— start SUPPLIED MATERIAL —

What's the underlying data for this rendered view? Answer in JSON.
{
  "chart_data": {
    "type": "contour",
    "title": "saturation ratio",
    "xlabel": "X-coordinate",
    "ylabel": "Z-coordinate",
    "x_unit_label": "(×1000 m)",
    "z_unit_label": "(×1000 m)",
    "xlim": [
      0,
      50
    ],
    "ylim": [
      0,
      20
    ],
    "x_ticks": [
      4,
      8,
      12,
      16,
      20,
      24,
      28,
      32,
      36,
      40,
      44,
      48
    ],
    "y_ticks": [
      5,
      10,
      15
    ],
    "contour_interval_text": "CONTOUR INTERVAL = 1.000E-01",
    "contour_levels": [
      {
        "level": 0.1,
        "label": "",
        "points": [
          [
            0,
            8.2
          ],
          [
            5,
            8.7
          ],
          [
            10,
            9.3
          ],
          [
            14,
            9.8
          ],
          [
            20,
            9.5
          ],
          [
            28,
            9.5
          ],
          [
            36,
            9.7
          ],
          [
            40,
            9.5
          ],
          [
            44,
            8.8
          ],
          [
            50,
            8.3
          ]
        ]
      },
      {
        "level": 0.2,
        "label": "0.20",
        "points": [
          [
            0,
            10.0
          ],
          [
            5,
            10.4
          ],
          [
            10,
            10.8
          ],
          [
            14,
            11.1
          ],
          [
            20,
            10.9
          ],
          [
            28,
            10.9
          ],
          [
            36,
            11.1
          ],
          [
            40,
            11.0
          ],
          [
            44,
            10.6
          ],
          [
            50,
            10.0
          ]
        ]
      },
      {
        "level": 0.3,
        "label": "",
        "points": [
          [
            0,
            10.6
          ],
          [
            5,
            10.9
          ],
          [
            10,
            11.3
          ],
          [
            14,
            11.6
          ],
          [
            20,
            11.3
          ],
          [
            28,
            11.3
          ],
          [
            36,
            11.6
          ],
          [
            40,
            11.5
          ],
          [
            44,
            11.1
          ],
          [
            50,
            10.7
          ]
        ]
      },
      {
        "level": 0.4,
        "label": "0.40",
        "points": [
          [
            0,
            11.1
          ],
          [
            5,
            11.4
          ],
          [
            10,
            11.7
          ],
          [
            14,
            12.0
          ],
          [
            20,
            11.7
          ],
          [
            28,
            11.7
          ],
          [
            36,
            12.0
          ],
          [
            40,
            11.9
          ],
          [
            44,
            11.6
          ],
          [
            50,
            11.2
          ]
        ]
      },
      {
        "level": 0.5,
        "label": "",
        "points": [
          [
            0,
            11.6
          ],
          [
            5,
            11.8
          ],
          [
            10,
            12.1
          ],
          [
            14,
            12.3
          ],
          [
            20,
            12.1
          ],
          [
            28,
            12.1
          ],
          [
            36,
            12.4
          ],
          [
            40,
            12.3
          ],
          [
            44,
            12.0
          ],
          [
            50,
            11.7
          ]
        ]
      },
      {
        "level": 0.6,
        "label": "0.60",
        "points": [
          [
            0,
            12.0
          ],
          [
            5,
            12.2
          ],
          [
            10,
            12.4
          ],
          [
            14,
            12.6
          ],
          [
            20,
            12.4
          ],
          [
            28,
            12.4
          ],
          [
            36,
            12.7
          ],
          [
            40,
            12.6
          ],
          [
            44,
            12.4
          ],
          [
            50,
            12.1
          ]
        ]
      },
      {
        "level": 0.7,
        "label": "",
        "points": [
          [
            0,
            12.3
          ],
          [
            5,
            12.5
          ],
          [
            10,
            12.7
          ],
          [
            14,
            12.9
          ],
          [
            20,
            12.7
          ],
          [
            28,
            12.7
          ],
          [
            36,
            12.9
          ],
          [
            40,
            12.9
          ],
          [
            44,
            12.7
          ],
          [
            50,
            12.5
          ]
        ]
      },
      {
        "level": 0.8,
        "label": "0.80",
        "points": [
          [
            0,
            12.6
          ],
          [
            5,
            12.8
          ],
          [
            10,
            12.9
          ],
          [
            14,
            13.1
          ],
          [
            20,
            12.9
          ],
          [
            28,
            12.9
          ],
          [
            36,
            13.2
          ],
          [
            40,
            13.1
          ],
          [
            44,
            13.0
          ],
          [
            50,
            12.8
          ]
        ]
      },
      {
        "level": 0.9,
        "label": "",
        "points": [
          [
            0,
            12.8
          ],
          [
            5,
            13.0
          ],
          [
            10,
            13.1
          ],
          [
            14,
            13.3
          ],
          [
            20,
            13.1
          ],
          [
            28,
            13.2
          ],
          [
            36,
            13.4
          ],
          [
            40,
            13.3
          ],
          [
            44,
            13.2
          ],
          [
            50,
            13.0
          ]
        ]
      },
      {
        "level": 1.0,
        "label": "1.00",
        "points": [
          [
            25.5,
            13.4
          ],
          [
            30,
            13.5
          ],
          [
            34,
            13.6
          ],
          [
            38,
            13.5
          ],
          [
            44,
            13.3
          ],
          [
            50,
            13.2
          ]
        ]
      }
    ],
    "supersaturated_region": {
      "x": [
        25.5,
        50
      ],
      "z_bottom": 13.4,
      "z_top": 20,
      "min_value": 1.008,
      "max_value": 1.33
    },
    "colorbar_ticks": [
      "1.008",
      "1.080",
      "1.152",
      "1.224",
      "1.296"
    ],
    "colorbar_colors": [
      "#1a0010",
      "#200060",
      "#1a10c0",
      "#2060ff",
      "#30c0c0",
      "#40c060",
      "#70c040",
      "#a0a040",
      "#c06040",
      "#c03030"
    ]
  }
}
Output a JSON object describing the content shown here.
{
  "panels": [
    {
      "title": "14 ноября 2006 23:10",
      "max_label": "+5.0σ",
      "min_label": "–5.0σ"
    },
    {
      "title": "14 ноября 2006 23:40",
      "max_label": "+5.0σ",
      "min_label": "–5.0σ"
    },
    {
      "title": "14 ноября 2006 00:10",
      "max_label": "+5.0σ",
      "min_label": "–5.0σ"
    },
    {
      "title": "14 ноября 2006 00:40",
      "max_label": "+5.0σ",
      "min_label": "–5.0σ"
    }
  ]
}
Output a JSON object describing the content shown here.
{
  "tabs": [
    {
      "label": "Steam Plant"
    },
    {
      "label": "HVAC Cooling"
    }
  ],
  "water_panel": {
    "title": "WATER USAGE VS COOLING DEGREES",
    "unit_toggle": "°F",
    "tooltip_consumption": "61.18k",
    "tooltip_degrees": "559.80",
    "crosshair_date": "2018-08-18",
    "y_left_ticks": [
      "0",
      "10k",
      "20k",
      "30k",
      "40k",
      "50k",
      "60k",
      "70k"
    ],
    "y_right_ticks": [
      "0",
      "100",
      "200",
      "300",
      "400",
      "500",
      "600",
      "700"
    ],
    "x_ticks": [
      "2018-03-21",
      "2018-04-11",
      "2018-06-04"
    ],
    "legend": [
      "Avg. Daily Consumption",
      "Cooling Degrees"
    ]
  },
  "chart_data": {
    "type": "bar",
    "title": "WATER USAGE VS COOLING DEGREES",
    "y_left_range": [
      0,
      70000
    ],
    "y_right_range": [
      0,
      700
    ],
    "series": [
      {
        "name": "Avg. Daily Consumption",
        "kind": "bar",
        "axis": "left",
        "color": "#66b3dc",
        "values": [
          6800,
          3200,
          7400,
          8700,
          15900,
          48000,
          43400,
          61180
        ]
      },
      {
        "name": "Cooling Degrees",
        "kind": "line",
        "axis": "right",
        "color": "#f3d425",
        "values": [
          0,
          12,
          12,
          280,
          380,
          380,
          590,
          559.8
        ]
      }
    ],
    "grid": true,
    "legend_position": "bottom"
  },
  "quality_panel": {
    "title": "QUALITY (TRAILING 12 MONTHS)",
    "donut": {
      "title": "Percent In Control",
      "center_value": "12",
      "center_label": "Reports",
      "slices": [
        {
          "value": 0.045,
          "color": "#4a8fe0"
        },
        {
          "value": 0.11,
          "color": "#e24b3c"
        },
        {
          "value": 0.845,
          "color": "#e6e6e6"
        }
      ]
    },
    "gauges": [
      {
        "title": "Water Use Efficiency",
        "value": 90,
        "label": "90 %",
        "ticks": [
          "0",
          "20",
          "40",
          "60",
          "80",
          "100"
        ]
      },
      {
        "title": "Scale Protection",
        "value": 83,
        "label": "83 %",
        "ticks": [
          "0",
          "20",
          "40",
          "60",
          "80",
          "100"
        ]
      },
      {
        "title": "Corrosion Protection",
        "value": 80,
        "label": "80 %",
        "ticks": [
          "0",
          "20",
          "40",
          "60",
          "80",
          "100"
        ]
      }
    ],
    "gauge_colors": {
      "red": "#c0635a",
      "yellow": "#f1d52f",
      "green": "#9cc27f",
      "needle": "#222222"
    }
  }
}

— end SUPPLIED MATERIAL —

:: WHAT TO WORK ON ::
Read the lines above. Gather those in which the string "Daily" is found.

:: OUTPUT OF THE EXERCISE ::
      "Avg. Daily Consumption",
        "name": "Avg. Daily Consumption",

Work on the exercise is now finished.